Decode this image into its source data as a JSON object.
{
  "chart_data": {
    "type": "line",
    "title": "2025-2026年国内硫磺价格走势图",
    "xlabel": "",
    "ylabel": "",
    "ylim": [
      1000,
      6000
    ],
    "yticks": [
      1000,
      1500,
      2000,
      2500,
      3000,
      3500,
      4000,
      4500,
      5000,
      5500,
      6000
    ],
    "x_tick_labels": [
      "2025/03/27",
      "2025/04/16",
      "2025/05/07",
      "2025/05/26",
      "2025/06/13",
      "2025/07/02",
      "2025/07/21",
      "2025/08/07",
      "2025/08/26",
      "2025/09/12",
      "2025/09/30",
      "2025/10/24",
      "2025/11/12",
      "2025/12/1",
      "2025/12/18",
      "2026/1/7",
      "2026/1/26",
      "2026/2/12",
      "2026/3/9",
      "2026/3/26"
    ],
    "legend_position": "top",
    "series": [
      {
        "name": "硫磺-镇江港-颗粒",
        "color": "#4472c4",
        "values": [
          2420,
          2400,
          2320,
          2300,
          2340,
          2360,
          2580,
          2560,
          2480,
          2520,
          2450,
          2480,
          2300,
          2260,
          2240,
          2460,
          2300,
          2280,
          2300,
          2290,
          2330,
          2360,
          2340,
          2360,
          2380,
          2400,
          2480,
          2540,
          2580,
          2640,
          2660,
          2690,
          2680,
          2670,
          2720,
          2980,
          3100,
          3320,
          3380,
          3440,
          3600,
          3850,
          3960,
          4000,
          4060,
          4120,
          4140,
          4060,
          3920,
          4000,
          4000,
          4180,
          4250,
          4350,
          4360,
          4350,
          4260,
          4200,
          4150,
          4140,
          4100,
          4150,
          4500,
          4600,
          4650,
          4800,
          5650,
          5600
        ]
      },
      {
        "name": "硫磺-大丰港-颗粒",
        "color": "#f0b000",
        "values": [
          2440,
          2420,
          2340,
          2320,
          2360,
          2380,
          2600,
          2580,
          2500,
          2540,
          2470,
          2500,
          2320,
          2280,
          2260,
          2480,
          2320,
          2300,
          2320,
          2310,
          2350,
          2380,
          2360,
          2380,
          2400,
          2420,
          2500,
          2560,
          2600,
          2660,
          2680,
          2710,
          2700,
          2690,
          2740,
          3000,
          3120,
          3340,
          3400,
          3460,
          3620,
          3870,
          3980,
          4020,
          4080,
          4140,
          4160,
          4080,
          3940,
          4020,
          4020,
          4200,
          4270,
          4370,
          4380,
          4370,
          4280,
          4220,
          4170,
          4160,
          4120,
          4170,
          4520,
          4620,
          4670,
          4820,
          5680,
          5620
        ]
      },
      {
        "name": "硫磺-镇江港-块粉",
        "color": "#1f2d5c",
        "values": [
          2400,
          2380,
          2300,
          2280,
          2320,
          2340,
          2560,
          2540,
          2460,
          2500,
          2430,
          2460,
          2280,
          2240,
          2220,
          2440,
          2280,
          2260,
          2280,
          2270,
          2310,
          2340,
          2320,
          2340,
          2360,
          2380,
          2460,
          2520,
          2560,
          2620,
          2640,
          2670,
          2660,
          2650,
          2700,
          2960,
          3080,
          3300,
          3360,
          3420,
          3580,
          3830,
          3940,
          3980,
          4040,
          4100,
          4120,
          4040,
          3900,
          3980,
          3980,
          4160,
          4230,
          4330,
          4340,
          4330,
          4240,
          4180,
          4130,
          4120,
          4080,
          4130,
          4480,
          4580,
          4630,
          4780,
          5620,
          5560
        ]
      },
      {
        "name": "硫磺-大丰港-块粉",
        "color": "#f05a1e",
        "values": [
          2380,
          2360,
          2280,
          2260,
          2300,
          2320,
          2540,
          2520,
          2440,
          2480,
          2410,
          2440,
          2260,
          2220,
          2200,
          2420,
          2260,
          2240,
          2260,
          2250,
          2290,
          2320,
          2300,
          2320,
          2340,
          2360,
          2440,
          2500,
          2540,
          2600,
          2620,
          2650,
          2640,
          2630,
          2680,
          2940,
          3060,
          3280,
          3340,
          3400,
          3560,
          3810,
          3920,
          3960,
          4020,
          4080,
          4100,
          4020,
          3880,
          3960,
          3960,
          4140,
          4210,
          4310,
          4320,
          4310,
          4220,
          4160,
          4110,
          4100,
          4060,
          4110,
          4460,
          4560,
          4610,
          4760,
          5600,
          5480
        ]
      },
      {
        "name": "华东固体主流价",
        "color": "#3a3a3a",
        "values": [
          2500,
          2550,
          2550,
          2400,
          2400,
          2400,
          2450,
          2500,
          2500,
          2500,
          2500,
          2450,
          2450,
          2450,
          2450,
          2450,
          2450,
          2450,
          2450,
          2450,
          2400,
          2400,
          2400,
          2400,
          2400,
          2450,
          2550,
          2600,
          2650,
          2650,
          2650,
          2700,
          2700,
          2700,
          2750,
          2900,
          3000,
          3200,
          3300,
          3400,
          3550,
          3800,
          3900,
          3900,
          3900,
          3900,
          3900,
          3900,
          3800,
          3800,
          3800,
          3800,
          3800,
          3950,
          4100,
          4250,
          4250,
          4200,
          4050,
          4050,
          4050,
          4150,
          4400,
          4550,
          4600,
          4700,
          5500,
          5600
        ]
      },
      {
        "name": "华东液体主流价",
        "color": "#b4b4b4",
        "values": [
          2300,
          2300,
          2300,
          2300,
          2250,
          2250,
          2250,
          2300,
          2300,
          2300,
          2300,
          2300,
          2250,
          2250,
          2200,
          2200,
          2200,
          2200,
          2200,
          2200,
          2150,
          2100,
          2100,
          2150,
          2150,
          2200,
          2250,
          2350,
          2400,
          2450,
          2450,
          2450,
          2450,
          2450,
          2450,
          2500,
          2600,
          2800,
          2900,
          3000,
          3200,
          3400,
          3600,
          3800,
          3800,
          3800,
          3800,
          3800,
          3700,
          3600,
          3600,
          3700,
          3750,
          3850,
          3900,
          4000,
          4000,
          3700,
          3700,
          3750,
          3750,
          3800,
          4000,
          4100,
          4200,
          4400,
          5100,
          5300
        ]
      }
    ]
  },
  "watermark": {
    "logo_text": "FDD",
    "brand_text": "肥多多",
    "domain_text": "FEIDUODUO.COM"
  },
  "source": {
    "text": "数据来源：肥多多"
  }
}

● **Task objective**: Return the full listing, character for character.

● **Result of this task**:
Decode this image into its source data as a JSON object.
{
  "chart_data": {
    "type": "line",
    "title": "2025-2026年国内硫磺价格走势图",
    "xlabel": "",
    "ylabel": "",
    "ylim": [
      1000,
      6000
    ],
    "yticks": [
      1000,
      1500,
      2000,
      2500,
      3000,
      3500,
      4000,
      4500,
      5000,
      5500,
      6000
    ],
    "x_tick_labels": [
      "2025/03/27",
      "2025/04/16",
      "2025/05/07",
      "2025/05/26",
      "2025/06/13",
      "2025/07/02",
      "2025/07/21",
      "2025/08/07",
      "2025/08/26",
      "2025/09/12",
      "2025/09/30",
      "2025/10/24",
      "2025/11/12",
      "2025/12/1",
      "2025/12/18",
      "2026/1/7",
      "2026/1/26",
      "2026/2/12",
      "2026/3/9",
      "2026/3/26"
    ],
    "legend_position": "top",
    "series": [
      {
        "name": "硫磺-镇江港-颗粒",
        "color": "#4472c4",
        "values": [
          2420,
          2400,
          2320,
          2300,
          2340,
          2360,
          2580,
          2560,
          2480,
          2520,
          2450,
          2480,
          2300,
          2260,
          2240,
          2460,
          2300,
          2280,
          2300,
          2290,
          2330,
          2360,
          2340,
          2360,
          2380,
          2400,
          2480,
          2540,
          2580,
          2640,
          2660,
          2690,
          2680,
          2670,
          2720,
          2980,
          3100,
          3320,
          3380,
          3440,
          3600,
          3850,
          3960,
          4000,
          4060,
          4120,
          4140,
          4060,
          3920,
          4000,
          4000,
          4180,
          4250,
          4350,
          4360,
          4350,
          4260,
          4200,
          4150,
          4140,
          4100,
          4150,
          4500,
          4600,
          4650,
          4800,
          5650,
          5600
        ]
      },
      {
        "name": "硫磺-大丰港-颗粒",
        "color": "#f0b000",
        "values": [
          2440,
          2420,
          2340,
          2320,
          2360,
          2380,
          2600,
          2580,
          2500,
          2540,
          2470,
          2500,
          2320,
          2280,
          2260,
          2480,
          2320,
          2300,
          2320,
          2310,
          2350,
          2380,
          2360,
          2380,
          2400,
          2420,
          2500,
          2560,
          2600,
          2660,
          2680,
          2710,
          2700,
          2690,
          2740,
          3000,
          3120,
          3340,
          3400,
          3460,
          3620,
          3870,
          3980,
          4020,
          4080,
          4140,
          4160,
          4080,
          3940,
          4020,
          4020,
          4200,
          4270,
          4370,
          4380,
          4370,
          4280,
          4220,
          4170,
          4160,
          4120,
          4170,
          4520,
          4620,
          4670,
          4820,
          5680,
          5620
        ]
      },
      {
        "name": "硫磺-镇江港-块粉",
        "color": "#1f2d5c",
        "values": [
          2400,
          2380,
          2300,
          2280,
          2320,
          2340,
          2560,
          2540,
          2460,
          2500,
          2430,
          2460,
          2280,
          2240,
          2220,
          2440,
          2280,
          2260,
          2280,
          2270,
          2310,
          2340,
          2320,
          2340,
          2360,
          2380,
          2460,
          2520,
          2560,
          2620,
          2640,
          2670,
          2660,
          2650,
          2700,
          2960,
          3080,
          3300,
          3360,
          3420,
          3580,
          3830,
          3940,
          3980,
          4040,
          4100,
          4120,
          4040,
          3900,
          3980,
          3980,
          4160,
          4230,
          4330,
          4340,
          4330,
          4240,
          4180,
          4130,
          4120,
          4080,
          4130,
          4480,
          4580,
          4630,
          4780,
          5620,
          5560
        ]
      },
      {
        "name": "硫磺-大丰港-块粉",
        "color": "#f05a1e",
        "values": [
          2380,
          2360,
          2280,
          2260,
          2300,
          2320,
          2540,
          2520,
          2440,
          2480,
          2410,
          2440,
          2260,
          2220,
          2200,
          2420,
          2260,
          2240,
          2260,
          2250,
          2290,
          2320,
          2300,
          2320,
          2340,
          2360,
          2440,
          2500,
          2540,
          2600,
          2620,
          2650,
          2640,
          2630,
          2680,
          2940,
          3060,
          3280,
          3340,
          3400,
          3560,
          3810,
          3920,
          3960,
          4020,
          4080,
          4100,
          4020,
          3880,
          3960,
          3960,
          4140,
          4210,
          4310,
          4320,
          4310,
          4220,
          4160,
          4110,
          4100,
          4060,
          4110,
          4460,
          4560,
          4610,
          4760,
          5600,
          5480
        ]
      },
      {
        "name": "华东固体主流价",
        "color": "#3a3a3a",
        "values": [
          2500,
          2550,
          2550,
          2400,
          2400,
          2400,
          2450,
          2500,
          2500,
          2500,
          2500,
          2450,
          2450,
          2450,
          2450,
          2450,
          2450,
          2450,
          2450,
          2450,
          2400,
          2400,
          2400,
          2400,
          2400,
          2450,
          2550,
          2600,
          2650,
          2650,
          2650,
          2700,
          2700,
          2700,
          2750,
          2900,
          3000,
          3200,
          3300,
          3400,
          3550,
          3800,
          3900,
          3900,
          3900,
          3900,
          3900,
          3900,
          3800,
          3800,
          3800,
          3800,
          3800,
          3950,
          4100,
          4250,
          4250,
          4200,
          4050,
          4050,
          4050,
          4150,
          4400,
          4550,
          4600,
          4700,
          5500,
          5600
        ]
      },
      {
        "name": "华东液体主流价",
        "color": "#b4b4b4",
        "values": [
          2300,
          2300,
          2300,
          2300,
          2250,
          2250,
          2250,
          2300,
          2300,
          2300,
          2300,
          2300,
          2250,
          2250,
          2200,
          2200,
          2200,
          2200,
          2200,
          2200,
          2150,
          2100,
          2100,
          2150,
          2150,
          2200,
          2250,
          2350,
          2400,
          2450,
          2450,
          2450,
          2450,
          2450,
          2450,
          2500,
          2600,
          2800,
          2900,
          3000,
          3200,
          3400,
          3600,
          3800,
          3800,
          3800,
          3800,
          3800,
          3700,
          3600,
          3600,
          3700,
          3750,
          3850,
          3900,
          4000,
          4000,
          3700,
          3700,
          3750,
          3750,
          3800,
          4000,
          4100,
          4200,
          4400,
          5100,
          5300
        ]
      }
    ]
  },
  "watermark": {
    "logo_text": "FDD",
    "brand_text": "肥多多",
    "domain_text": "FEIDUODUO.COM"
  },
  "source": {
    "text": "数据来源：肥多多"
  }
}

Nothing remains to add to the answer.